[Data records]
-- BEGIN --

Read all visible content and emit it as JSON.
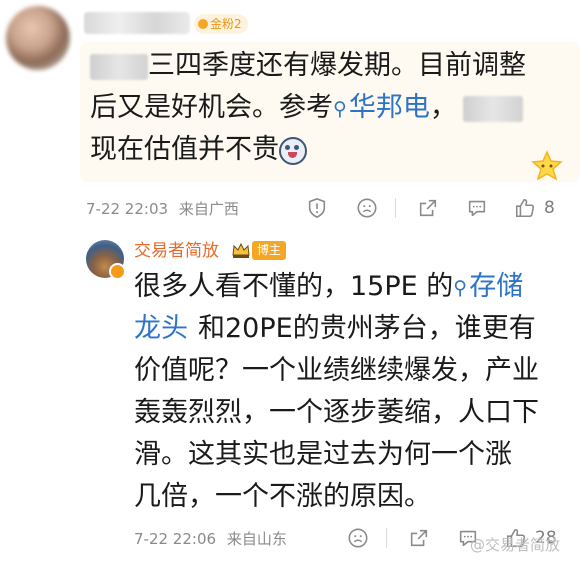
{
  "comment": {
    "fan_badge": "金粉2",
    "text_line1": "三四季度还有爆发期。目前调整",
    "text_line2_a": "后又是好机会。参考",
    "topic": "华邦电",
    "text_line2_b": "，",
    "text_line3": "现在估值并不贵",
    "time": "7-22 22:03",
    "location": "来自广西",
    "like_count": "8"
  },
  "reply": {
    "author": "交易者简放",
    "author_badge": "博主",
    "line1_a": "很多人看不懂的，15PE 的",
    "topic_part1": "存储",
    "topic_part2": "龙头",
    "line2_b": "和20PE的贵州茅台，谁更有",
    "line3": "价值呢？一个业绩继续爆发，产业",
    "line4": "轰轰烈烈，一个逐步萎缩，人口下",
    "line5": "滑。这其实也是过去为何一个涨",
    "line6": "几倍，一个不涨的原因。",
    "time": "7-22 22:06",
    "location": "来自山东",
    "like_count": "28"
  },
  "watermark": "@交易者简放",
  "colors": {
    "topic": "#2d74c9",
    "author": "#e86a2a",
    "badge": "#f5a623"
  }
}
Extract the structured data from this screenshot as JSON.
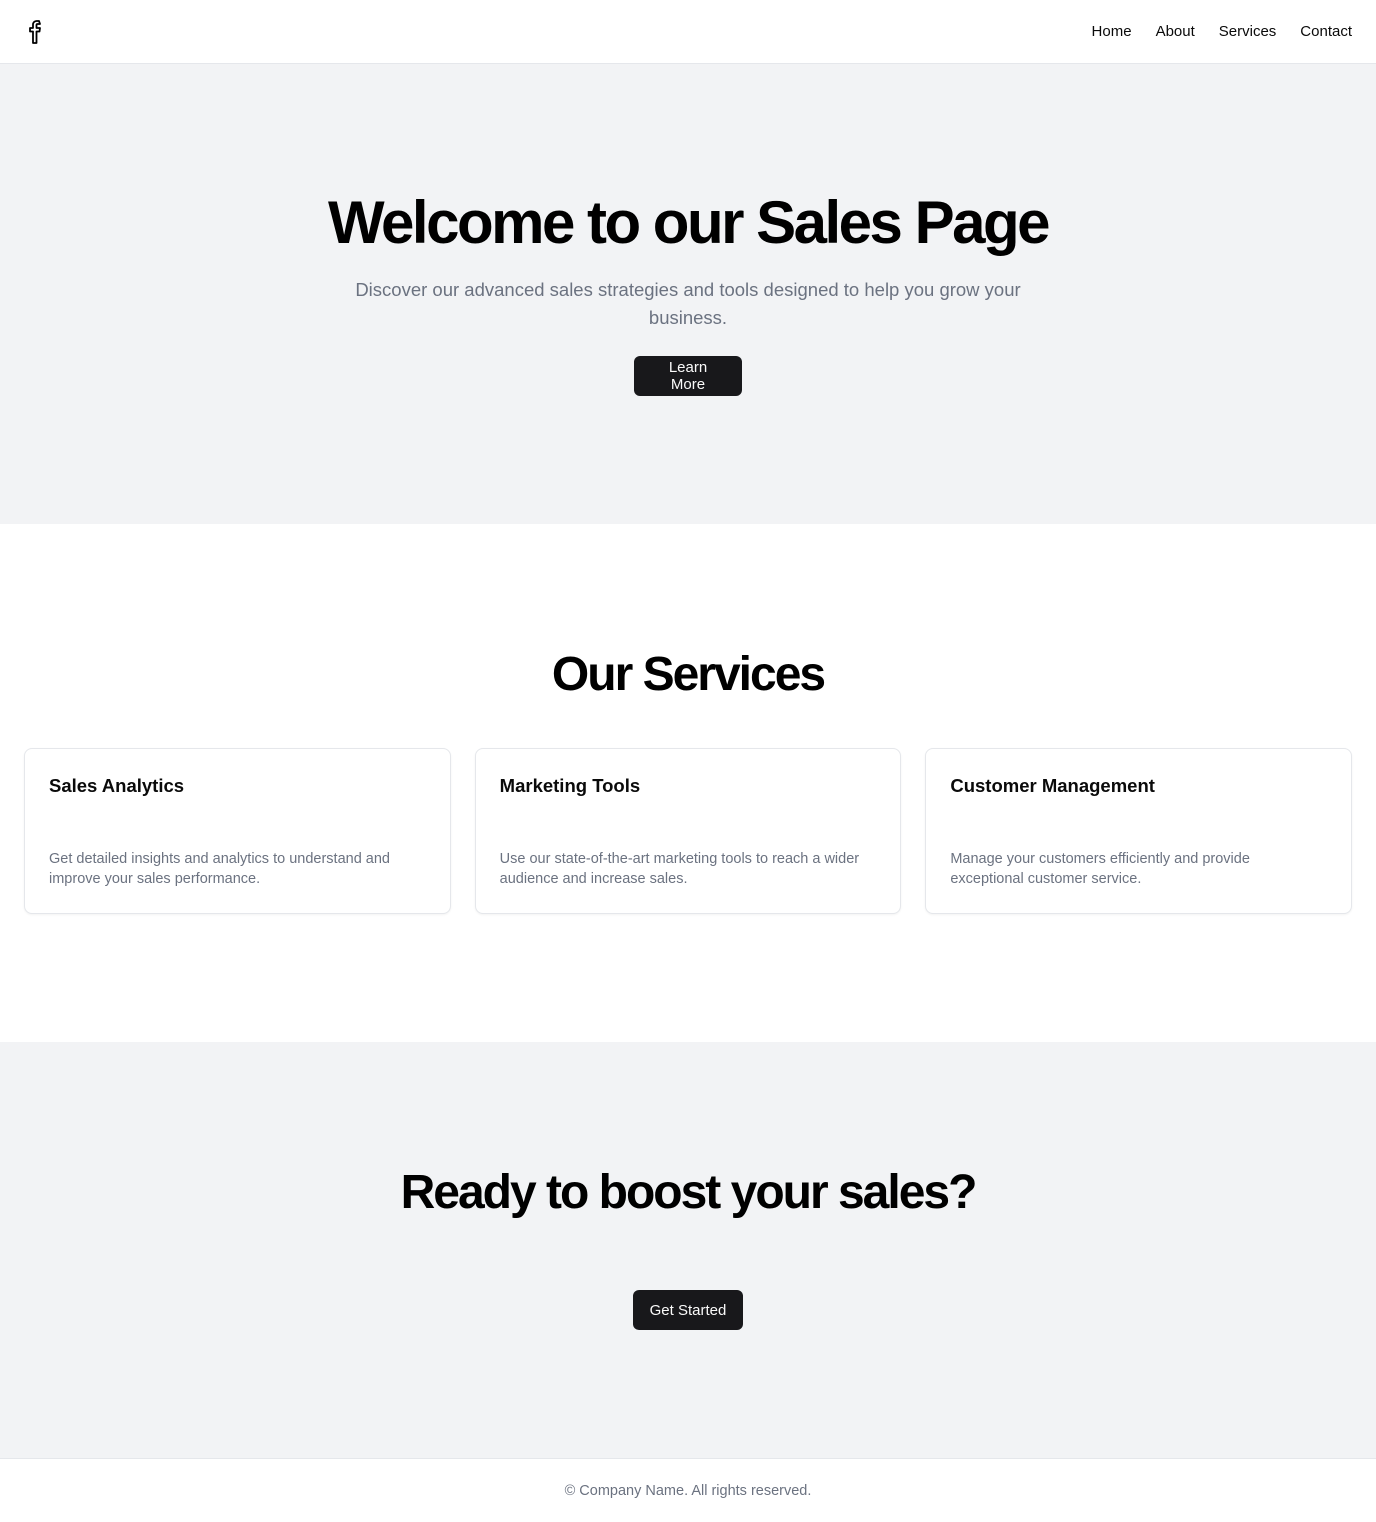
{
  "header": {
    "logo_icon": "facebook-icon",
    "nav": [
      {
        "label": "Home"
      },
      {
        "label": "About"
      },
      {
        "label": "Services"
      },
      {
        "label": "Contact"
      }
    ]
  },
  "hero": {
    "title": "Welcome to our Sales Page",
    "subtitle": "Discover our advanced sales strategies and tools designed to help you grow your business.",
    "button_label": "Learn More"
  },
  "services": {
    "heading": "Our Services",
    "cards": [
      {
        "title": "Sales Analytics",
        "description": "Get detailed insights and analytics to understand and improve your sales performance."
      },
      {
        "title": "Marketing Tools",
        "description": "Use our state-of-the-art marketing tools to reach a wider audience and increase sales."
      },
      {
        "title": "Customer Management",
        "description": "Manage your customers efficiently and provide exceptional customer service."
      }
    ]
  },
  "cta": {
    "heading": "Ready to boost your sales?",
    "button_label": "Get Started"
  },
  "footer": {
    "text": "© Company Name. All rights reserved."
  },
  "colors": {
    "primary_button": "#18181b",
    "section_gray": "#f2f3f5",
    "muted_text": "#6b7280"
  }
}
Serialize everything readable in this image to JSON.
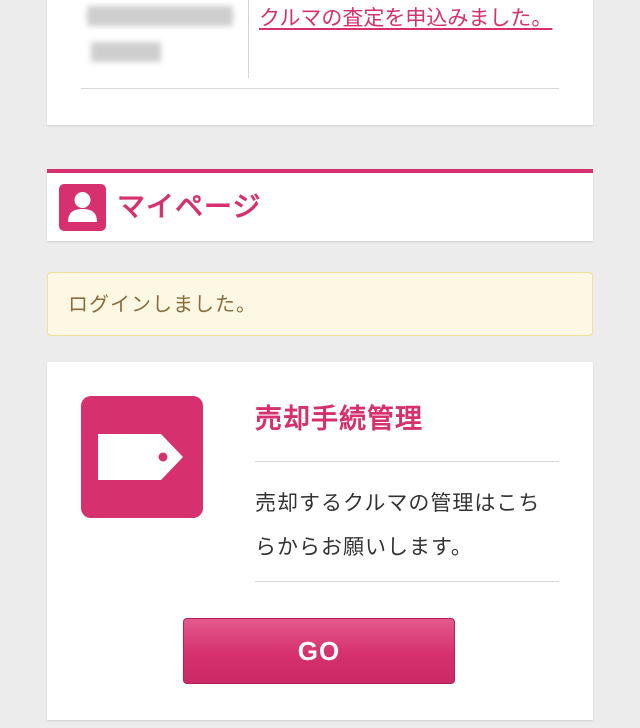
{
  "news": {
    "link_text": "クルマの査定を申込みました。"
  },
  "mypage": {
    "title": "マイページ",
    "icon": "user-icon"
  },
  "alert": {
    "text": "ログインしました。"
  },
  "sale": {
    "title": "売却手続管理",
    "description": "売却するクルマの管理はこちらからお願いします。",
    "icon": "price-tag-icon",
    "button_label": "GO"
  },
  "colors": {
    "accent": "#d6306f",
    "alert_bg": "#fcf8e3",
    "alert_text": "#8a6d3b",
    "page_bg": "#ececec"
  }
}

-- END --

Write out each entry exactly as given, omitting any picture.

Task solution »
Read all visible content and emit it as JSON.
{
  "comment": {
    "fan_badge": "金粉2",
    "text_line1": "三四季度还有爆发期。目前调整",
    "text_line2_a": "后又是好机会。参考",
    "topic": "华邦电",
    "text_line2_b": "，",
    "text_line3": "现在估值并不贵",
    "time": "7-22 22:03",
    "location": "来自广西",
    "like_count": "8"
  },
  "reply": {
    "author": "交易者简放",
    "author_badge": "博主",
    "line1_a": "很多人看不懂的，15PE 的",
    "topic_part1": "存储",
    "topic_part2": "龙头",
    "line2_b": "和20PE的贵州茅台，谁更有",
    "line3": "价值呢？一个业绩继续爆发，产业",
    "line4": "轰轰烈烈，一个逐步萎缩，人口下",
    "line5": "滑。这其实也是过去为何一个涨",
    "line6": "几倍，一个不涨的原因。",
    "time": "7-22 22:06",
    "location": "来自山东",
    "like_count": "28"
  },
  "watermark": "@交易者简放",
  "colors": {
    "topic": "#2d74c9",
    "author": "#e86a2a",
    "badge": "#f5a623"
  }
}
Extract the structured data from this screenshot as JSON.
{
  "header": {
    "logo_icon": "facebook-icon",
    "nav": [
      {
        "label": "Home"
      },
      {
        "label": "About"
      },
      {
        "label": "Services"
      },
      {
        "label": "Contact"
      }
    ]
  },
  "hero": {
    "title": "Welcome to our Sales Page",
    "subtitle": "Discover our advanced sales strategies and tools designed to help you grow your business.",
    "button_label": "Learn More"
  },
  "services": {
    "heading": "Our Services",
    "cards": [
      {
        "title": "Sales Analytics",
        "description": "Get detailed insights and analytics to understand and improve your sales performance."
      },
      {
        "title": "Marketing Tools",
        "description": "Use our state-of-the-art marketing tools to reach a wider audience and increase sales."
      },
      {
        "title": "Customer Management",
        "description": "Manage your customers efficiently and provide exceptional customer service."
      }
    ]
  },
  "cta": {
    "heading": "Ready to boost your sales?",
    "button_label": "Get Started"
  },
  "footer": {
    "text": "© Company Name. All rights reserved."
  },
  "colors": {
    "primary_button": "#18181b",
    "section_gray": "#f2f3f5",
    "muted_text": "#6b7280"
  }
}
Serialize everything readable in this image to JSON.
{
  "news": {
    "link_text": "クルマの査定を申込みました。"
  },
  "mypage": {
    "title": "マイページ",
    "icon": "user-icon"
  },
  "alert": {
    "text": "ログインしました。"
  },
  "sale": {
    "title": "売却手続管理",
    "description": "売却するクルマの管理はこちらからお願いします。",
    "icon": "price-tag-icon",
    "button_label": "GO"
  },
  "colors": {
    "accent": "#d6306f",
    "alert_bg": "#fcf8e3",
    "alert_text": "#8a6d3b",
    "page_bg": "#ececec"
  }
}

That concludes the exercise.